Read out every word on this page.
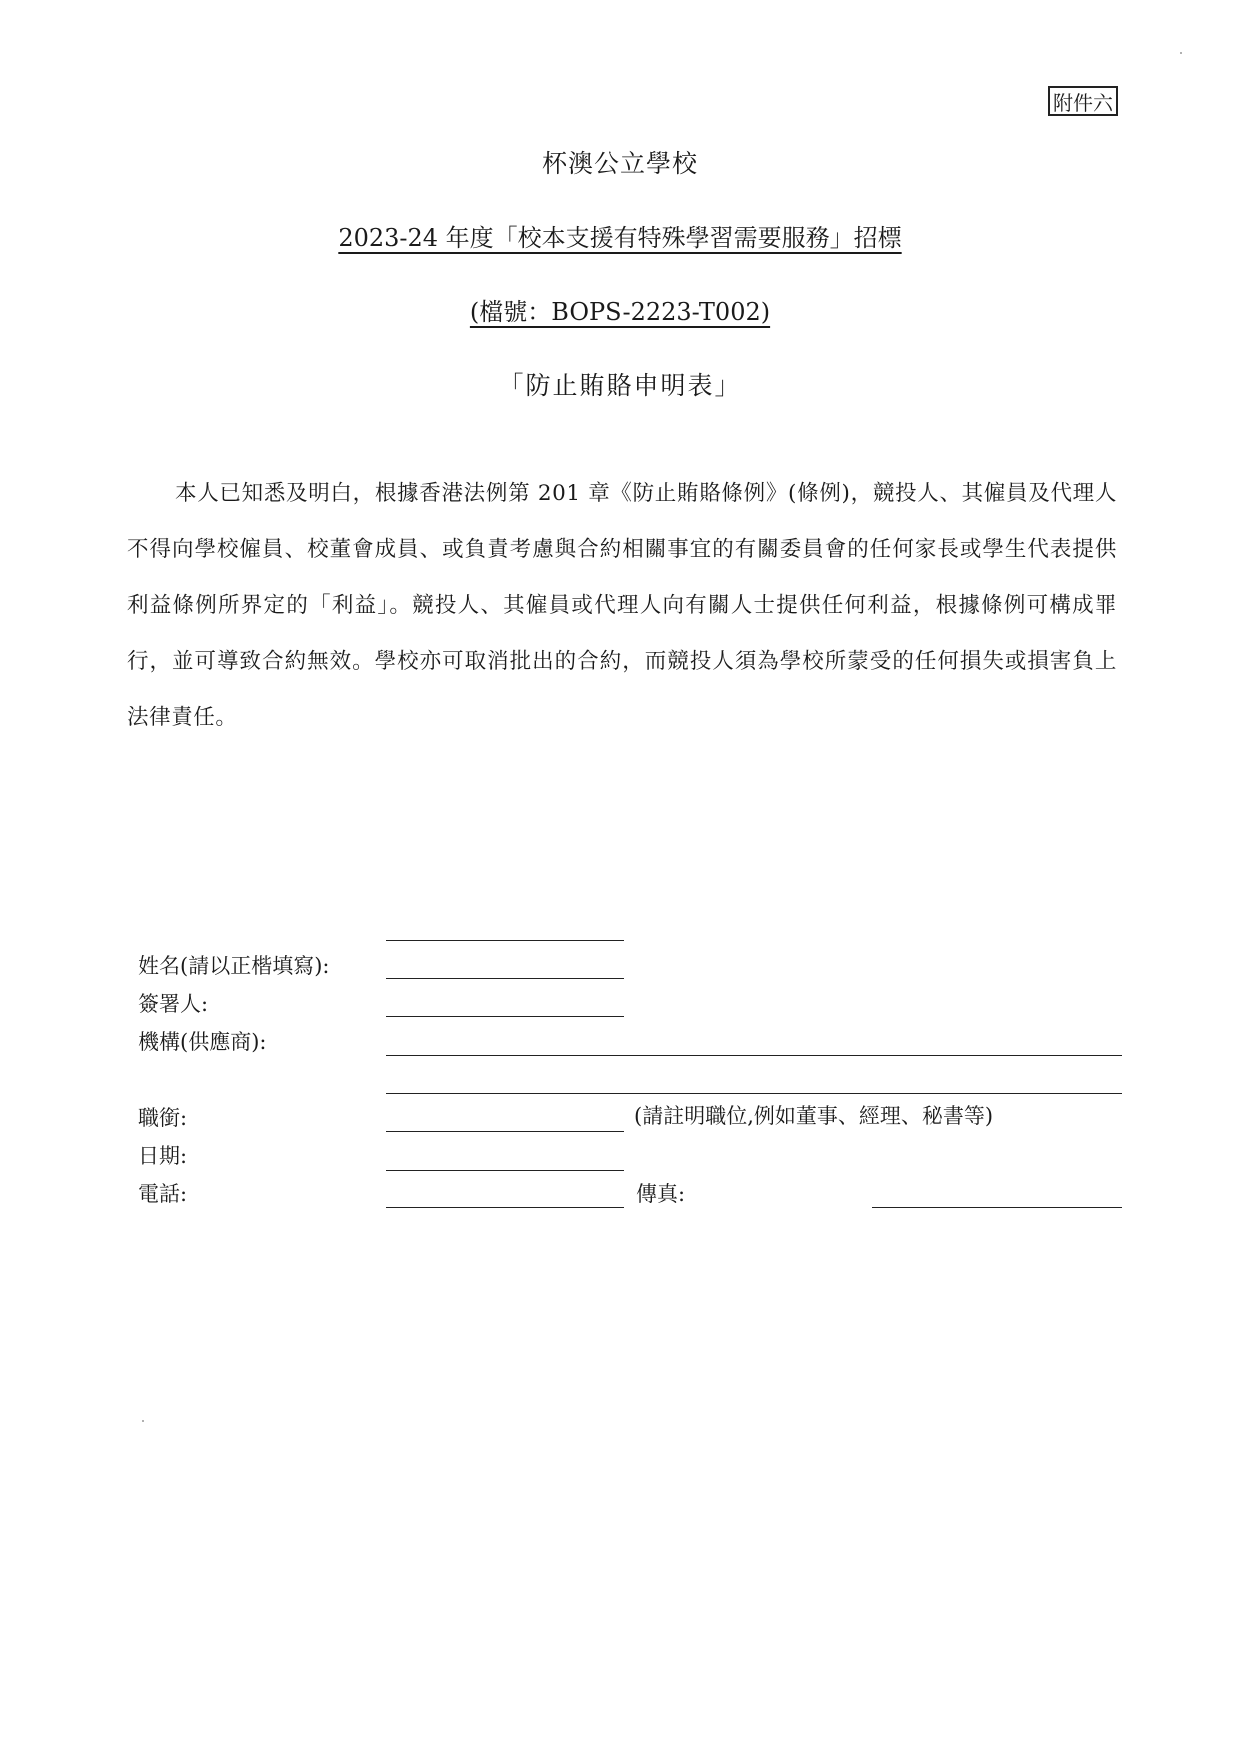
附件六
杯澳公立學校
2023-24 年度「校本支援有特殊學習需要服務」招標
(檔號：BOPS-2223-T002)
「防止賄賂申明表」

本人已知悉及明白，根據香港法例第 201 章《防止賄賂條例》(條例)，競投人、其僱員及代理人不得向學校僱員、校董會成員、或負責考慮與合約相關事宜的有關委員會的任何家長或學生代表提供利益條例所界定的「利益」。競投人、其僱員或代理人向有關人士提供任何利益，根據條例可構成罪行，並可導致合約無效。學校亦可取消批出的合約，而競投人須為學校所蒙受的任何損失或損害負上法律責任。

姓名(請以正楷填寫):
簽署人:
機構(供應商):
職銜:	(請註明職位,例如董事、經理、秘書等)
日期:
電話:	傳真:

----

Retype each line of the listing above word for word. Exclude the pictures.

Read out every word on this page.
附件六
杯澳公立學校
2023-24 年度「校本支援有特殊學習需要服務」招標
(檔號：BOPS-2223-T002)
「防止賄賂申明表」

本人已知悉及明白，根據香港法例第 201 章《防止賄賂條例》(條例)，競投人、其僱員及代理人不得向學校僱員、校董會成員、或負責考慮與合約相關事宜的有關委員會的任何家長或學生代表提供利益條例所界定的「利益」。競投人、其僱員或代理人向有關人士提供任何利益，根據條例可構成罪行，並可導致合約無效。學校亦可取消批出的合約，而競投人須為學校所蒙受的任何損失或損害負上法律責任。

姓名(請以正楷填寫):
簽署人:
機構(供應商):
職銜:	(請註明職位,例如董事、經理、秘書等)
日期:
電話:	傳真:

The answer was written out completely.